SET PROBLEM:
Sort through the data and copy the lines holding the word "xlabel".

Source data:
********

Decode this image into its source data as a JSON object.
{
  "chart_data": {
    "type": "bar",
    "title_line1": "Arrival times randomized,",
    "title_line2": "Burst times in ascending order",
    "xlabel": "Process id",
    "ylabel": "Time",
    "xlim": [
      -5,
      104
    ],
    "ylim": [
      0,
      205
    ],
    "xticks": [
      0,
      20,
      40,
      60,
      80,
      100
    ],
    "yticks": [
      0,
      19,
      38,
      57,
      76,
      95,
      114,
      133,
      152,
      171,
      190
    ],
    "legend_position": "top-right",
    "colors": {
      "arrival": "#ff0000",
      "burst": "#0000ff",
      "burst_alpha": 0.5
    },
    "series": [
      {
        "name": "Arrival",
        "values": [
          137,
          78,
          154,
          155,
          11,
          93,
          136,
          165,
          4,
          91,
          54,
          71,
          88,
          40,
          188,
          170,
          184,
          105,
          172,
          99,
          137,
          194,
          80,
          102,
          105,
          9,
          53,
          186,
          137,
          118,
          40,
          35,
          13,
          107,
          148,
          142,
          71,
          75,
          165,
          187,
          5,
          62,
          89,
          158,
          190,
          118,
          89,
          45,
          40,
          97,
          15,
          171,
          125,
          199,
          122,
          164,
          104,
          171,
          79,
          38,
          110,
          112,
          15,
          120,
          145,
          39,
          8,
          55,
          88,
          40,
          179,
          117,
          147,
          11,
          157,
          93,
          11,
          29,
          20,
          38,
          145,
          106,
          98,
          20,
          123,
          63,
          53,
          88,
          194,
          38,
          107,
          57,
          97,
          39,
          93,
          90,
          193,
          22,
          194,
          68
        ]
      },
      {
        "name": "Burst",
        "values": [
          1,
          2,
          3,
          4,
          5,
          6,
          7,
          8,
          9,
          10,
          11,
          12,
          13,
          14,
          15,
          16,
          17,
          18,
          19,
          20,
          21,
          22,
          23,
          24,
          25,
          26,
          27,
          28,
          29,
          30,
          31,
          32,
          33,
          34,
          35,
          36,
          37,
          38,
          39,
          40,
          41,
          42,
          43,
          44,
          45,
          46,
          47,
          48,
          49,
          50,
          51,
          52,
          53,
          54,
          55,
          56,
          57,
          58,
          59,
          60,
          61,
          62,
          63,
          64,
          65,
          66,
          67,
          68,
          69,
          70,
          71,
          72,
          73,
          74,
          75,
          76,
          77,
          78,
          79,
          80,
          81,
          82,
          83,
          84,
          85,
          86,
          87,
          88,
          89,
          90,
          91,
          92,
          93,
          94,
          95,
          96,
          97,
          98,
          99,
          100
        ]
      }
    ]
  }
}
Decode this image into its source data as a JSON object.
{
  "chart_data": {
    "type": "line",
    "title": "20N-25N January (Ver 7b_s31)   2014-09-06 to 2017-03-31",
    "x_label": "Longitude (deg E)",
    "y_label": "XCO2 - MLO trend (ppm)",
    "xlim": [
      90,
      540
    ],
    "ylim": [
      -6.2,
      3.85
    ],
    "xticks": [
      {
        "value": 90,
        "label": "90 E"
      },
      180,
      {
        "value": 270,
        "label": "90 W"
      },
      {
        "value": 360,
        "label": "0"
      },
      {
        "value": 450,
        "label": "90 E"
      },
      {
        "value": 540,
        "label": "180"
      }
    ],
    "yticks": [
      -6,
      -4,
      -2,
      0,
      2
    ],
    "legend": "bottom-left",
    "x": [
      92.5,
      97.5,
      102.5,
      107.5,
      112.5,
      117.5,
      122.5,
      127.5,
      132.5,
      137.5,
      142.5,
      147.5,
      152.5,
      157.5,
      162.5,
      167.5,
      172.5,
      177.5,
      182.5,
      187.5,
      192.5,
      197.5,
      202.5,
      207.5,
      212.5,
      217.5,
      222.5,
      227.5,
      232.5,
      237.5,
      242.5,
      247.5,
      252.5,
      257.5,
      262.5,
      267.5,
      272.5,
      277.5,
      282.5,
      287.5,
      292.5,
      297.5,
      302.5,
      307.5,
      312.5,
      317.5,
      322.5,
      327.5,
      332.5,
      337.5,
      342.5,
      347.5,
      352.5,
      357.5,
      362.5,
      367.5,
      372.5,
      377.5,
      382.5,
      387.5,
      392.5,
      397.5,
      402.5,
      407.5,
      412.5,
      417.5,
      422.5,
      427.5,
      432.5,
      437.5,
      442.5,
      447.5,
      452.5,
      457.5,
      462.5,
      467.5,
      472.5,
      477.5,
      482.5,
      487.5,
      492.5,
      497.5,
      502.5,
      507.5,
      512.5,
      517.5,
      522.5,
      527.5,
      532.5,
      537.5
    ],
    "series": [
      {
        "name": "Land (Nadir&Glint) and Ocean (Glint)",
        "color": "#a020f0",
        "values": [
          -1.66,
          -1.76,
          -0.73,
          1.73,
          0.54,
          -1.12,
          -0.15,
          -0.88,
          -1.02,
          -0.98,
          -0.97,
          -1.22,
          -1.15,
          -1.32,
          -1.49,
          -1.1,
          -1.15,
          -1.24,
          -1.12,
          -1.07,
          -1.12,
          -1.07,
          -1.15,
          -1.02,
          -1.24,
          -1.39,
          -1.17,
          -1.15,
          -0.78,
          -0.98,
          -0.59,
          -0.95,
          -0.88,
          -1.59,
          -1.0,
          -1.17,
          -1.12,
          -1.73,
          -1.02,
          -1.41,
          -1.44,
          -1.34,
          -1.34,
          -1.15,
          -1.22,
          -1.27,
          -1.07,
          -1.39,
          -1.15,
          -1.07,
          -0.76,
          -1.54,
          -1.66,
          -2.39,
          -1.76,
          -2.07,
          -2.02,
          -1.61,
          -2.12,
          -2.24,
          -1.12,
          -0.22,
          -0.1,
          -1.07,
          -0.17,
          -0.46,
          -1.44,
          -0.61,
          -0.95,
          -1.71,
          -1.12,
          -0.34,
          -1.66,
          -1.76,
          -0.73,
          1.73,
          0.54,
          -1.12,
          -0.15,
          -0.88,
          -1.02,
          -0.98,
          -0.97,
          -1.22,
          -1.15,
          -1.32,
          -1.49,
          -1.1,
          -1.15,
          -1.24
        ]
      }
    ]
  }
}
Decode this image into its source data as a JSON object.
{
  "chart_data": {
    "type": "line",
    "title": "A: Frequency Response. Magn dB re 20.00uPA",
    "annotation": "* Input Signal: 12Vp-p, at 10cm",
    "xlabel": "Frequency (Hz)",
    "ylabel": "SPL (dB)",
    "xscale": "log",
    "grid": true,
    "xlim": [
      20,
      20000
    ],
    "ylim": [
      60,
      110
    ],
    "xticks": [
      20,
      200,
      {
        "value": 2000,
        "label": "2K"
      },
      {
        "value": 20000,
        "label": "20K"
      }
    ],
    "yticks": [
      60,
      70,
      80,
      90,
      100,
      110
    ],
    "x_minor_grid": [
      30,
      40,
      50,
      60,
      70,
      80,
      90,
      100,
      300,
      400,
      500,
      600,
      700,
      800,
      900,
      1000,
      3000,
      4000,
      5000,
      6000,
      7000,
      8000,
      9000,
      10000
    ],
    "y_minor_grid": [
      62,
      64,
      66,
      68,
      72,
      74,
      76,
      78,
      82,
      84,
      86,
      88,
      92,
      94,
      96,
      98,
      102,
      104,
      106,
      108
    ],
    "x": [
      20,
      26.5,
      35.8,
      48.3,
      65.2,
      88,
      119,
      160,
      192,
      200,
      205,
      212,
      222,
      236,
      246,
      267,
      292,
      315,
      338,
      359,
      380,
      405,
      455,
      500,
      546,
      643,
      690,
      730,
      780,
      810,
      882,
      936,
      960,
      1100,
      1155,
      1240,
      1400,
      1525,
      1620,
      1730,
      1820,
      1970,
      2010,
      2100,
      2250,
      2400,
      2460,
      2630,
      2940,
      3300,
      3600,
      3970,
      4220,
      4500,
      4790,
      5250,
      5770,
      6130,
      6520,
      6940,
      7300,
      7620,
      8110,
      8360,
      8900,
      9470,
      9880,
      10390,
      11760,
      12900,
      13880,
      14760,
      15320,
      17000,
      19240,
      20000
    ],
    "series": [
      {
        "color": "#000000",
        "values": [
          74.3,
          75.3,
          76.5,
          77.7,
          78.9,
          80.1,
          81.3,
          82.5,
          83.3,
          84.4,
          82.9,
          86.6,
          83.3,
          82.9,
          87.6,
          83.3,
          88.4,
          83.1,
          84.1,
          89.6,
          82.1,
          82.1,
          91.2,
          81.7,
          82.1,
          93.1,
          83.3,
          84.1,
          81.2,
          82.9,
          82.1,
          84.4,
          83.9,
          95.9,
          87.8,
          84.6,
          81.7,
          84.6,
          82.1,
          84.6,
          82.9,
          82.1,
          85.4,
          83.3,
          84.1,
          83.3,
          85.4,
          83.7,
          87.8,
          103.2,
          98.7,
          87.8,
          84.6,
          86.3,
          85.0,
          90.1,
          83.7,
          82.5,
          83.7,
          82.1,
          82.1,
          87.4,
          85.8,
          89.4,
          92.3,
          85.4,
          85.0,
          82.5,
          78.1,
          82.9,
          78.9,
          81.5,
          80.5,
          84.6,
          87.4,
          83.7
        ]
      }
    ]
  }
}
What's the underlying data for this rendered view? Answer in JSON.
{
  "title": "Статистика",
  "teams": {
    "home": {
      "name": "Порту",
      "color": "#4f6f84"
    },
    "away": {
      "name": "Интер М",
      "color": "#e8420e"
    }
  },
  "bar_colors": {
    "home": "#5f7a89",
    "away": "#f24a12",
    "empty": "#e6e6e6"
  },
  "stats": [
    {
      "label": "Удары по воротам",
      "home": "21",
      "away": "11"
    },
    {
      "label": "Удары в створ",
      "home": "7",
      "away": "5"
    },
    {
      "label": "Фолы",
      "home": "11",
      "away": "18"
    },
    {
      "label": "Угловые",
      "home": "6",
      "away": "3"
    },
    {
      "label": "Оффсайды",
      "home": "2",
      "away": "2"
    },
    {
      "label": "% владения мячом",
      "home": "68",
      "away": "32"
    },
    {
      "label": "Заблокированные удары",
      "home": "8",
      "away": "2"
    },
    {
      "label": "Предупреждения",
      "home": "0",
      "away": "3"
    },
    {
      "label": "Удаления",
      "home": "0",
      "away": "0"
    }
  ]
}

********

CORRECT RESPONSE:
    "xlabel": "Process id",
    "xlabel": "Frequency (Hz)",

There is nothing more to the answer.